# Sayfa alıntısı:
• • • •

Nedim GÜRSEL / Anlatı / Doğan Kitap / Şubat 2020 / 212 sayfa
Ayşegül Şenay KAŞKAR –
Nedim Gürsel, 5 Nisan 1951 yılında Gaziantep’te doğdu. Galatasaray Lisesi’nden mezun oldu. Yazıları 1960’ların sonlarından itibaren edebiyat dergilerinde yer almaya başladı.
12 Mart muhtırasının ardından bir yazısı gerekçe gösterilerek yargılandı. Bu olayın ardından Fransa’ya gitti. Sorbonne Üniversitesi’nde Modern Fransız Edebiyatı okudu. Doktorasını yine Sorbonne’da, Louis Aragon ile Nâzım Hikmet’i konu alan “karşılaştırmalı edebiyat” alanında tamamladı. Fransa’dan 1979’da döndüğü Türkiye’de kısa süre kalabildi. 12 Eylül’ün ardından yeniden Fransa’ya gitti.
Akademik faaliyetlerine paralel olarak, aralarında Le Monde, Cumhuriyet ve Milliyet’in de bulunduğu çeşitli basın-yayın kuruluşlarına yazılar yazdı.
Hâlen Fransa Bilimsel Araştırmalar Ulusal Merkezi’nde (CNRS) Araştırma Başkanı görevinin yanı sıra Sorbonne Üniversitesi’nde ve Paris INALCO’da (Doğu Dilleri Yüksek Okulu) Türk Edebiyatı dersleri vermektedir. PEN Yazarlar Derneği, Paris Yazarlar Evi ve Akdeniz Akademisi üyesidir. Leyla Gün Gürsel ve Dilay Alin Gürsel adlarında iki kız çocuğu babasıdır.

• • • •

# Kaynak alıntısı:
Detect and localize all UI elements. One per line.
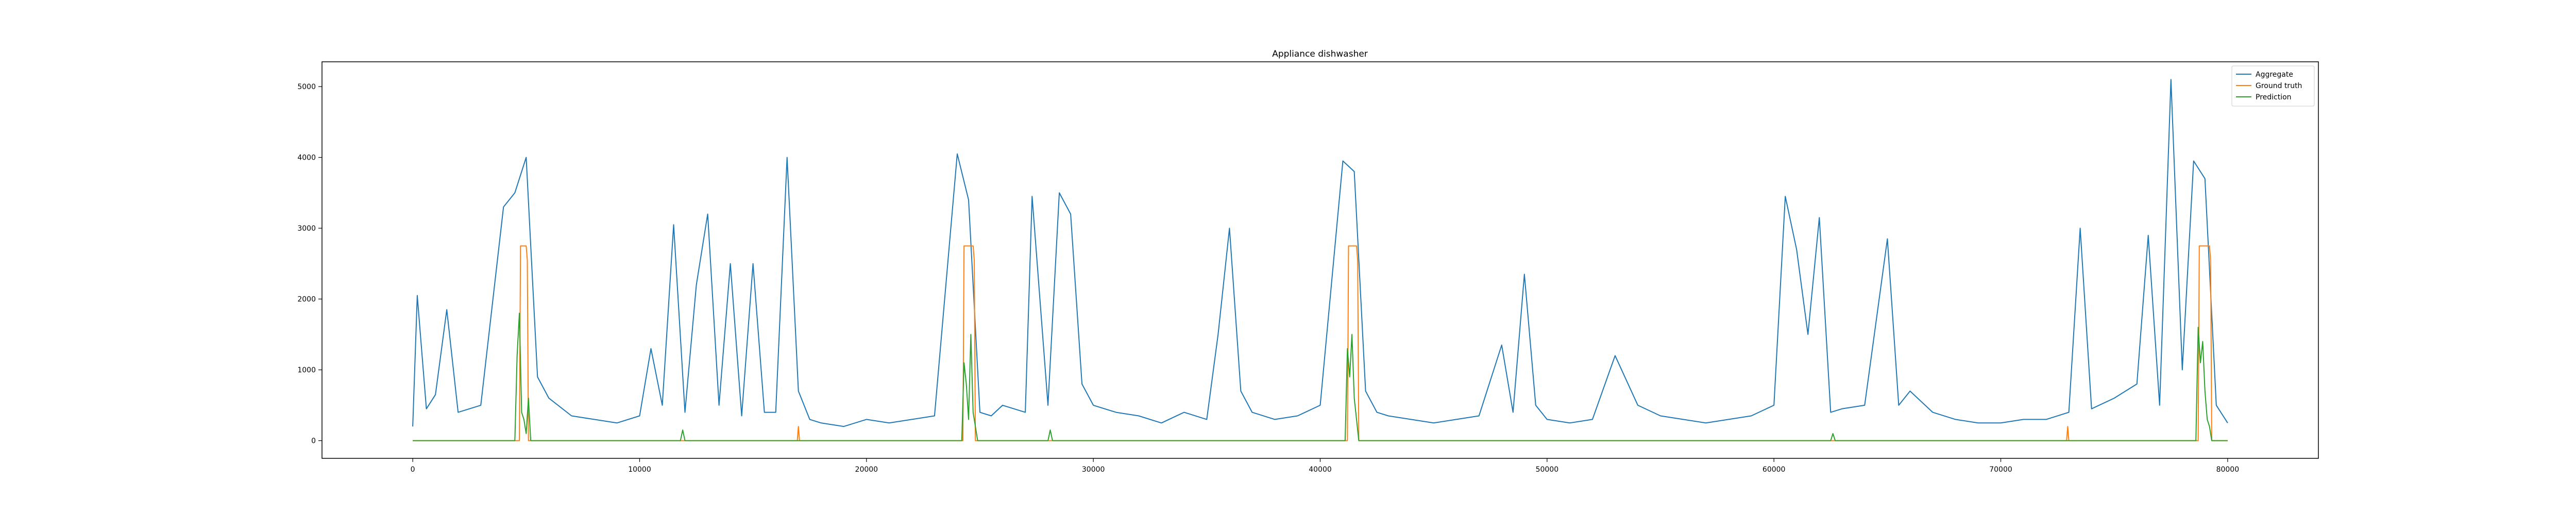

• • • •

# Kısa alıştırma A:
Nedim Gürsel biyografisine göre Gürsel doktorasını hangi alanda tamamlamıştır?
# Kısa alıştırma B:
Nedim Gürsel biyografisinde "12 Mart muhtırasının" ifadesinden "kız çocuğu babasıdır." ifadesine kadar uzanan bölümü harfi harfine aktarın.
# Kısa alıştırma C:
Aşağıdaki ifadelerin Nedim Gürsel biyografisiyle uyuşup uyuşmadığını belirtin. Her biri için evet ya da hayır deyin ve karara dayanak olan sözleri metinden aynen alıntılayın.
(i) Nedim Gürsel 1951’de İzmir’de doğmuştur.
(ii) Gürsel, Fransa’dan 1979’da Türkiye’ye dönmüştür.
(iii) Gürsel, Akdeniz Akademisi üyesidir.
Görevleri yapmak için verilere ihtiyaç yoktur.

# Eksiksiz cevap A:
Louis Aragon ile Nâzım Hikmet’i konu alan karşılaştırmalı edebiyat alanında.

# Eksiksiz cevap B:
12 Mart muhtırasının ardından bir yazısı gerekçe gösterilerek yargılandı. Bu olayın ardından Fransa’ya gitti. Sorbonne Üniversitesi’nde Modern Fransız Edebiyatı okudu. Doktorasını yine Sorbonne’da, Louis Aragon ile Nâzım Hikmet’i konu alan “karşılaştırmalı edebiyat” alanında tamamladı. Fransa’dan 1979’da döndüğü Türkiye’de kısa süre kalabildi. 12 Eylül’ün ardından yeniden Fransa’ya gitti.
Akademik faaliyetlerine paralel olarak, aralarında Le Monde, Cumhuriyet ve Milliyet’in de bulunduğu çeşitli basın-yayın kuruluşlarına yazılar yazdı.
Hâlen Fransa Bilimsel Araştırmalar Ulusal Merkezi’nde (CNRS) Araştırma Başkanı görevinin yanı sıra Sorbonne Üniversitesi’nde ve Paris INALCO’da (Doğu Dilleri Yüksek Okulu) Türk Edebiyatı dersleri vermektedir. PEN Yazarlar Derneği, Paris Yazarlar Evi ve Akdeniz Akademisi üyesidir. Leyla Gün Gürsel ve Dilay Alin Gürsel adlarında iki kız çocuğu babasıdır.

# Eksiksiz cevap C:
(i) Hayır: "5 Nisan 1951 yılında Gaziantep’te doğdu."
(ii) Evet: "Fransa’dan 1979’da döndüğü Türkiye’de kısa süre kalabildi."
(iii) Evet: "PEN Yazarlar Derneği, Paris Yazarlar Evi ve Akdeniz Akademisi üyesidir."